Exercise requirements: Copy out every line of the records where the string "Branch" occurs.

Task input:

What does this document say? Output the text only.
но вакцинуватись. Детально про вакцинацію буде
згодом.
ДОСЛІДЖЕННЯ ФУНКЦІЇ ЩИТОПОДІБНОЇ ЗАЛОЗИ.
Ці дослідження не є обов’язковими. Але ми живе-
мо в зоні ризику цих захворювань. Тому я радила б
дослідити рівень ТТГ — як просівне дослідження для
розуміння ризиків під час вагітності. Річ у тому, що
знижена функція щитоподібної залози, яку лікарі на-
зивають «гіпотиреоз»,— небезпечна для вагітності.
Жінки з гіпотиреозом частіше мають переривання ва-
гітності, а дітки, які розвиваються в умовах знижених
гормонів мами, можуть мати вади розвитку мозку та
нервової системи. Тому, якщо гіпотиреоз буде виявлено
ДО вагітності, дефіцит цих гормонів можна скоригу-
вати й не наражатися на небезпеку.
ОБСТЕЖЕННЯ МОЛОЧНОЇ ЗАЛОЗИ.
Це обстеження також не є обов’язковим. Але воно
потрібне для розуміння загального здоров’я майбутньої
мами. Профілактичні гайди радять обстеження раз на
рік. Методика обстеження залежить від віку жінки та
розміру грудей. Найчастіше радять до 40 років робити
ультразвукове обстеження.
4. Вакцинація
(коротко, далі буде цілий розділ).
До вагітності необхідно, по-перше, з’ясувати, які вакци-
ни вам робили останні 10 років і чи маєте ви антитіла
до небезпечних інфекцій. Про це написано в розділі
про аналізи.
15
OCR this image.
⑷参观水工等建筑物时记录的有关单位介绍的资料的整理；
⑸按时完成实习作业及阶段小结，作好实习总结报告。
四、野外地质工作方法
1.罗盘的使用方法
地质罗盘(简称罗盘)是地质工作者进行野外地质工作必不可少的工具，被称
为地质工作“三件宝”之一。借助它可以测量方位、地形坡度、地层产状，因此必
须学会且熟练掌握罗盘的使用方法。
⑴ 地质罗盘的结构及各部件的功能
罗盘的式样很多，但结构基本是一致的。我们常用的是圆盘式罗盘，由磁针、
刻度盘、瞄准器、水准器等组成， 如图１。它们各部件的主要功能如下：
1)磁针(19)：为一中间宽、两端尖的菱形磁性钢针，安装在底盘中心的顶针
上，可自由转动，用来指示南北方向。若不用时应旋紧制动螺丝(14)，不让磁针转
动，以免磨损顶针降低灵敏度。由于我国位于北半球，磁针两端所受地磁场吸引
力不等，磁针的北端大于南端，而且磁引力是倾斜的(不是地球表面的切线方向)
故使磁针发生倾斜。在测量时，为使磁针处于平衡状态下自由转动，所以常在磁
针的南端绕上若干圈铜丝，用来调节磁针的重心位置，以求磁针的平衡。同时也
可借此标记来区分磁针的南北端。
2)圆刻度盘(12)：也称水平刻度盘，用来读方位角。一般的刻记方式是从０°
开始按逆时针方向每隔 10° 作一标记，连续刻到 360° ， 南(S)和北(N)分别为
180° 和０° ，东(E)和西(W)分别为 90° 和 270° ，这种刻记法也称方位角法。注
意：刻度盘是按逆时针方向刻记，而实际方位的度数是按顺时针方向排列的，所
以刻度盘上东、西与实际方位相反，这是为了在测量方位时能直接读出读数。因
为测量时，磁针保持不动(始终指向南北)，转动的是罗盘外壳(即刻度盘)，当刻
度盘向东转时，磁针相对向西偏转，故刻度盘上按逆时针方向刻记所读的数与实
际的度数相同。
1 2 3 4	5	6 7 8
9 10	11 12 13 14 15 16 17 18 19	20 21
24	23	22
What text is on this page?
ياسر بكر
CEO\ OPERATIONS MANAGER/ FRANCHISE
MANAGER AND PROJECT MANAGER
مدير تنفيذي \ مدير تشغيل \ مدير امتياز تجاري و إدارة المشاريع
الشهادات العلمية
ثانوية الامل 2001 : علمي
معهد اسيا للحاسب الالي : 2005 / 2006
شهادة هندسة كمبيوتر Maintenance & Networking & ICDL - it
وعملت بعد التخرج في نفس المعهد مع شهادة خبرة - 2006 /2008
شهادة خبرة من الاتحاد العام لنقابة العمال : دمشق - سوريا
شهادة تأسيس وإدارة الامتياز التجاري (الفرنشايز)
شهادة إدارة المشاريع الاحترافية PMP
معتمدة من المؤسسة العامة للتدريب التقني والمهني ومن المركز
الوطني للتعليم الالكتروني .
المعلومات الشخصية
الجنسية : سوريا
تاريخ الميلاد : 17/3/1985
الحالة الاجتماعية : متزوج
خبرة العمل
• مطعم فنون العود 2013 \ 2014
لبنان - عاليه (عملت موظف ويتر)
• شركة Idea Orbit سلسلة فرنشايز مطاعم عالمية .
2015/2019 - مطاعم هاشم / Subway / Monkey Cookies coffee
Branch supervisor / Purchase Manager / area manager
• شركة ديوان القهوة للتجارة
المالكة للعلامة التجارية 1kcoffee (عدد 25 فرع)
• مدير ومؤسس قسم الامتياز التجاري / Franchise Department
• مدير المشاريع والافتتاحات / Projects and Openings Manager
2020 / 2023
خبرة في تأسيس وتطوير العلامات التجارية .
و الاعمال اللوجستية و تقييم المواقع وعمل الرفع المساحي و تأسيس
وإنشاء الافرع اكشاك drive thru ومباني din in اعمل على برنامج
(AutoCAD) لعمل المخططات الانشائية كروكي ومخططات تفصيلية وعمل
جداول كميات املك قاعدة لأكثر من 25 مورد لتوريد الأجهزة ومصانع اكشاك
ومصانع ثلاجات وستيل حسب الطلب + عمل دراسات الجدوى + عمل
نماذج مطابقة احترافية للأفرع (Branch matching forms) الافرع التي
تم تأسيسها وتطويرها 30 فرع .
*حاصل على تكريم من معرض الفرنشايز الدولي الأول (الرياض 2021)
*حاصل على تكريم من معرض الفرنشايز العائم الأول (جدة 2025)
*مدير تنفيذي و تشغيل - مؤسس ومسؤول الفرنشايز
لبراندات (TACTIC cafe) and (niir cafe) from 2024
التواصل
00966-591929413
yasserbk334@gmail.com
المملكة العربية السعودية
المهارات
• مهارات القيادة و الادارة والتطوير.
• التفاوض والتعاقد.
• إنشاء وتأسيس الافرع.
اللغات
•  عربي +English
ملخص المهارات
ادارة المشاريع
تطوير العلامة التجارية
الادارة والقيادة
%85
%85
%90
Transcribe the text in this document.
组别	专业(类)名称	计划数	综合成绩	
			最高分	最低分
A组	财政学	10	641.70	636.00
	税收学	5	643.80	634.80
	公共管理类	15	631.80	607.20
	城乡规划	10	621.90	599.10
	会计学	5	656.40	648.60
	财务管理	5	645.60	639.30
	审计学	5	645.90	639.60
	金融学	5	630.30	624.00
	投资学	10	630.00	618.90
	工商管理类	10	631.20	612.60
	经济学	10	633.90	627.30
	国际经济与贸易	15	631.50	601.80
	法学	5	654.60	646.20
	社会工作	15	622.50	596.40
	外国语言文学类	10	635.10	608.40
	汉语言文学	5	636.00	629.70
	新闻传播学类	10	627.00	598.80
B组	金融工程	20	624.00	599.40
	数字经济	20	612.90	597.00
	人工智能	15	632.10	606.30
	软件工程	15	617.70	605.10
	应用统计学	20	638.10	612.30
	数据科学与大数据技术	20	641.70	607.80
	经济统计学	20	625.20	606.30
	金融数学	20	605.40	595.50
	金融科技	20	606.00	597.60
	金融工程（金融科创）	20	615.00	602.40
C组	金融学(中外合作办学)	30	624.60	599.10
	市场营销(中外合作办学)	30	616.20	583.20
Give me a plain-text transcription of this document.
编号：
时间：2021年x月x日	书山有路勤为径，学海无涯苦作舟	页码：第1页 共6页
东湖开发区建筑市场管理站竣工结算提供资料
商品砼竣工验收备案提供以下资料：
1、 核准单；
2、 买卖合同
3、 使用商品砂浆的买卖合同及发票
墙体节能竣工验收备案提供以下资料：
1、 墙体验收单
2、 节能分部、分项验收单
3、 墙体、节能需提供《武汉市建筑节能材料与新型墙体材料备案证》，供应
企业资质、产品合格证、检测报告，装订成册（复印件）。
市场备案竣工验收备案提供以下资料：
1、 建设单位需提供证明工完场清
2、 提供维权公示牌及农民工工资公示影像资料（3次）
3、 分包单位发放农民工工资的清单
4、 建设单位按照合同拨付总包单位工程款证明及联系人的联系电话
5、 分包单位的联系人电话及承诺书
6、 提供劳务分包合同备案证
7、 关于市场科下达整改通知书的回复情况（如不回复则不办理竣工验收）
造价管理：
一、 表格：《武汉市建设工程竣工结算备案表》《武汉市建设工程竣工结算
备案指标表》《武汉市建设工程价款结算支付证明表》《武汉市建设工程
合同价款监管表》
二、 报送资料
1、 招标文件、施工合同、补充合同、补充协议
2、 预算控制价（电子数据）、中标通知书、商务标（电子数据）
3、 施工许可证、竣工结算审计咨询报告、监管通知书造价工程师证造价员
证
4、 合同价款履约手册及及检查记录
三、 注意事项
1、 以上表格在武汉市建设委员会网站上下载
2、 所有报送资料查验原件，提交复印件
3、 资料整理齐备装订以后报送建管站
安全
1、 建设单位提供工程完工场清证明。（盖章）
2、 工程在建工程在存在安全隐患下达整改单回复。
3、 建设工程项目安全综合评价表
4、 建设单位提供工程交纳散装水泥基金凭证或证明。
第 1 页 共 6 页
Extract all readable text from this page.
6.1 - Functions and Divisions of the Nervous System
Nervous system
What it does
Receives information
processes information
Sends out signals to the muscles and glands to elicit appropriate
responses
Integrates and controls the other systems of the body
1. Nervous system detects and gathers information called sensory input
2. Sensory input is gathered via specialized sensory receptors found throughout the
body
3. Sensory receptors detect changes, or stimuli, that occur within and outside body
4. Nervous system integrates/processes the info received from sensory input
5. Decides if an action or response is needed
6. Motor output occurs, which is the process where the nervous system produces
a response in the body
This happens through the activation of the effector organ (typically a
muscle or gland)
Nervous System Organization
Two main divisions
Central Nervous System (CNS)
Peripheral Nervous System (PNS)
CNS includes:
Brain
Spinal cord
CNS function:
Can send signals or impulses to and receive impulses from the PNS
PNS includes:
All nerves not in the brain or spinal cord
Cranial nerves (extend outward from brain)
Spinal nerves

In response:
Branch supervisor / Purchase Manager / area manager
نماذج مطابقة احترافية للأفرع (Branch matching forms) الافرع التي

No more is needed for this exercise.